▶ [WHAT THIS TASK INVOLVES]: Look for the string "communicating" and copy every line that has it.

--- START DATA FOR THE TASK ---

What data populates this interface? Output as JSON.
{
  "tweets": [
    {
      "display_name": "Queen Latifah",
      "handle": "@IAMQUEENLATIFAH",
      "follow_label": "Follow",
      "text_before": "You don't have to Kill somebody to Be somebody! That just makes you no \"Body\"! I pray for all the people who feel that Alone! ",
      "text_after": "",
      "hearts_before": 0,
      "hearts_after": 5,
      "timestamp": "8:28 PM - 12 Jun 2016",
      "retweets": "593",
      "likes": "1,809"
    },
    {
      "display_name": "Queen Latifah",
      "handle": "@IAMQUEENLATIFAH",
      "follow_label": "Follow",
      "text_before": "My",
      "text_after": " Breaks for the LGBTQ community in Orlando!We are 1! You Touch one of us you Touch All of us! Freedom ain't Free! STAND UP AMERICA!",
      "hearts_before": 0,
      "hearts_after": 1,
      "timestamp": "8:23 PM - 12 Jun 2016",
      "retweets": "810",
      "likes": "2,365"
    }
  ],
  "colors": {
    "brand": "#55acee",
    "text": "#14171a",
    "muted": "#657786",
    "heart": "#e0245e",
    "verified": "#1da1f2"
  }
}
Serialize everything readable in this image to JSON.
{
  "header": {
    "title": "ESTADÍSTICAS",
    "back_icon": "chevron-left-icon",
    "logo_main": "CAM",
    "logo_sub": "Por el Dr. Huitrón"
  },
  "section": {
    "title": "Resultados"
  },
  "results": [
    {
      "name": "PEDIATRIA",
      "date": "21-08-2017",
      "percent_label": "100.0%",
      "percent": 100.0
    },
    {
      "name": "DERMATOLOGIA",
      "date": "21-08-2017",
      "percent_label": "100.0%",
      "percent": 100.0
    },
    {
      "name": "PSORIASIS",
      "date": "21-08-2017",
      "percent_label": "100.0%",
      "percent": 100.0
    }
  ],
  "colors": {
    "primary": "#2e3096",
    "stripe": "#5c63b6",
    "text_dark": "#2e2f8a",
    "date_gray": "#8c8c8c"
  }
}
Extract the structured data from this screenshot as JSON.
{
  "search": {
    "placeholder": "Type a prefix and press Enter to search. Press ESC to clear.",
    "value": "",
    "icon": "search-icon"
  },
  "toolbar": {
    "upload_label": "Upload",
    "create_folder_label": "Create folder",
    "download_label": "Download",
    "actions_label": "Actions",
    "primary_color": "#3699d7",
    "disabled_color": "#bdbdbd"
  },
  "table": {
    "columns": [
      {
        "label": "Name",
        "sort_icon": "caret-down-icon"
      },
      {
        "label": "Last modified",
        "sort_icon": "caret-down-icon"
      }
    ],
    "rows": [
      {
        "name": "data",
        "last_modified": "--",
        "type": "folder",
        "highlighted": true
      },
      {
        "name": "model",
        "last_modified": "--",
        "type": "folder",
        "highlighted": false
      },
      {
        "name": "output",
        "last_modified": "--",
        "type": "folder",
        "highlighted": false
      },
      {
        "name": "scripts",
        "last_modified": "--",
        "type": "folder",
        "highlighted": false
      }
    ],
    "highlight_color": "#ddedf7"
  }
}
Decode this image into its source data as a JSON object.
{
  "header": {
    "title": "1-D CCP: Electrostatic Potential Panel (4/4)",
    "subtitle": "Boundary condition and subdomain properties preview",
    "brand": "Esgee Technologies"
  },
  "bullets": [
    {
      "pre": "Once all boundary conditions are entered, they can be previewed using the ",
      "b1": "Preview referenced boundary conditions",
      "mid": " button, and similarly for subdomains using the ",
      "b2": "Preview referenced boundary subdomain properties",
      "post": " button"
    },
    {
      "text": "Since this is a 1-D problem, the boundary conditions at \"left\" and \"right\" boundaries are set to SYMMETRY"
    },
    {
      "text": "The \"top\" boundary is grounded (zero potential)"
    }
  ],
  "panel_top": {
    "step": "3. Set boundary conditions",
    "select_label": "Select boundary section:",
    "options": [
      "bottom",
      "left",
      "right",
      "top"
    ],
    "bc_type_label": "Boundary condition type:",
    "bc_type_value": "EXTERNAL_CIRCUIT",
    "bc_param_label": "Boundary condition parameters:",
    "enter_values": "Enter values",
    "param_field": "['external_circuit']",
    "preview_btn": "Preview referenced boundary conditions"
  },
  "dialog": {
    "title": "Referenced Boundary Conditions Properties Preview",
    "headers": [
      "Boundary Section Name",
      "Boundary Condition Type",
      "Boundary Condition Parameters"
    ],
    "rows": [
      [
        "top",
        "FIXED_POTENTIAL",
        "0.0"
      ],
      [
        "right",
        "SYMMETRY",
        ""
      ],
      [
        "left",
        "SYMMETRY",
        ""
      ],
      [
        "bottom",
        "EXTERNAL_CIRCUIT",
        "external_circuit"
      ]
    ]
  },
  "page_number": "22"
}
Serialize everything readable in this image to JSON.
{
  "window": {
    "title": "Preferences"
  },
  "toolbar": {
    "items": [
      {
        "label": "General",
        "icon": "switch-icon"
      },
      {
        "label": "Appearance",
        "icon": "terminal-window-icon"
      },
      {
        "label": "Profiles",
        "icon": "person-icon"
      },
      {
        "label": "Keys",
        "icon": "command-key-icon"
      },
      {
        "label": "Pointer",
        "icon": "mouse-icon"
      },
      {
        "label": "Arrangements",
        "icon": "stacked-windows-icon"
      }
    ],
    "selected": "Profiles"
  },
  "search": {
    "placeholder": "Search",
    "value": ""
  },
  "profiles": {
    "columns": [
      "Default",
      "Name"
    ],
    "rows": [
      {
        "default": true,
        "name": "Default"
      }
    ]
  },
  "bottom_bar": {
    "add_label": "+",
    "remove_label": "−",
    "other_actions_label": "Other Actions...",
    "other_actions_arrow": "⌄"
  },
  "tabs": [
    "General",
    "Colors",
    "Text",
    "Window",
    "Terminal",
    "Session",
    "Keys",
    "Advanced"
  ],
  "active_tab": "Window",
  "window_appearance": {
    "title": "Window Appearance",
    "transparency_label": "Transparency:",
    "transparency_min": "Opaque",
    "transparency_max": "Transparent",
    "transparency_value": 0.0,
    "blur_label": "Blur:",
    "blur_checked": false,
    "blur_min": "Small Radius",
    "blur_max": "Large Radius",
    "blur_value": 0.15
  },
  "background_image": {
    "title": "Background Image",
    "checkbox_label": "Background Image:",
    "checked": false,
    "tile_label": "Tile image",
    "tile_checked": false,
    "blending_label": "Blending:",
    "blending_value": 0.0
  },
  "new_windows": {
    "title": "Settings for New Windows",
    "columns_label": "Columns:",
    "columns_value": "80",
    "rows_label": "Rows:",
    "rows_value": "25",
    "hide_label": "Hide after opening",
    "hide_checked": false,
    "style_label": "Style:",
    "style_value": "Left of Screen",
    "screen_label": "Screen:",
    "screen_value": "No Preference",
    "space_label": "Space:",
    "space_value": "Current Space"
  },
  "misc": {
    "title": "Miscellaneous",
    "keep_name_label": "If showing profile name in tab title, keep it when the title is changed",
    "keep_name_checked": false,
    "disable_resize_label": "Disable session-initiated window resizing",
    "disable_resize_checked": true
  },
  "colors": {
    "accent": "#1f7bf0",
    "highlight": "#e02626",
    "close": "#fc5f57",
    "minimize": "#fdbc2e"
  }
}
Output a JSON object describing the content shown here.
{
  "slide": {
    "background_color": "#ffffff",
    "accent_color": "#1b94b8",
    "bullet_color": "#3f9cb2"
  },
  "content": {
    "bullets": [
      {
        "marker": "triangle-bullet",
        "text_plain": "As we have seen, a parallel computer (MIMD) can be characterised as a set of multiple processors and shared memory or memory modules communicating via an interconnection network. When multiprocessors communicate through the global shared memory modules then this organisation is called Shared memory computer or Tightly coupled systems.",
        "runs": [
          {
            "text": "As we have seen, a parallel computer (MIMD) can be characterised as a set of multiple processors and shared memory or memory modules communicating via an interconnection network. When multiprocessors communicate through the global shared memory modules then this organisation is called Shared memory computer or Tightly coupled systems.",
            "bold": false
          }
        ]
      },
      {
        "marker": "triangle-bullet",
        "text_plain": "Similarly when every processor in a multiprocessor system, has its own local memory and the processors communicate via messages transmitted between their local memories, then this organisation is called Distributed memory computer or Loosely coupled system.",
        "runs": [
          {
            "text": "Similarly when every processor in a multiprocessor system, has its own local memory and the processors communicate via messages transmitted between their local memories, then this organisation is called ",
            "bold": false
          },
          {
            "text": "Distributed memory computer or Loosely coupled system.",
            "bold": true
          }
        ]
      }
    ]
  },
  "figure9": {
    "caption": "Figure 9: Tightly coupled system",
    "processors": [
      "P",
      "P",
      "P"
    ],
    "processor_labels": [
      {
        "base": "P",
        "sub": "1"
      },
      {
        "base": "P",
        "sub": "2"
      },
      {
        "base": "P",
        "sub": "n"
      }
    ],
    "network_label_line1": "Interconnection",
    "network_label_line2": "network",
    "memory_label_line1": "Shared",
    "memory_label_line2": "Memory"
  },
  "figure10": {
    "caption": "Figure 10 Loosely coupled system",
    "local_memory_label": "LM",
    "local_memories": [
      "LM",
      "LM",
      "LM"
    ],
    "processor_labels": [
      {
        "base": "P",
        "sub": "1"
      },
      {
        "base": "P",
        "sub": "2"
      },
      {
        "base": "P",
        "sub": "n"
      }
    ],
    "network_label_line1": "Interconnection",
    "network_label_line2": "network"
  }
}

--- END DATA FOR THE TASK ---

▶ [PROBLEM SOLUTION]:
        "text_plain": "As we have seen, a parallel computer (MIMD) can be characterised as a set of multiple processors and shared memory or memory modules communicating via an interconnection network. When multiprocessors communicate through the global shared memory modules then this organisation is called Shared memory computer or Tightly coupled systems.",
            "text": "As we have seen, a parallel computer (MIMD) can be characterised as a set of multiple processors and shared memory or memory modules communicating via an interconnection network. When multiprocessors communicate through the global shared memory modules then this organisation is called Shared memory computer or Tightly coupled systems.",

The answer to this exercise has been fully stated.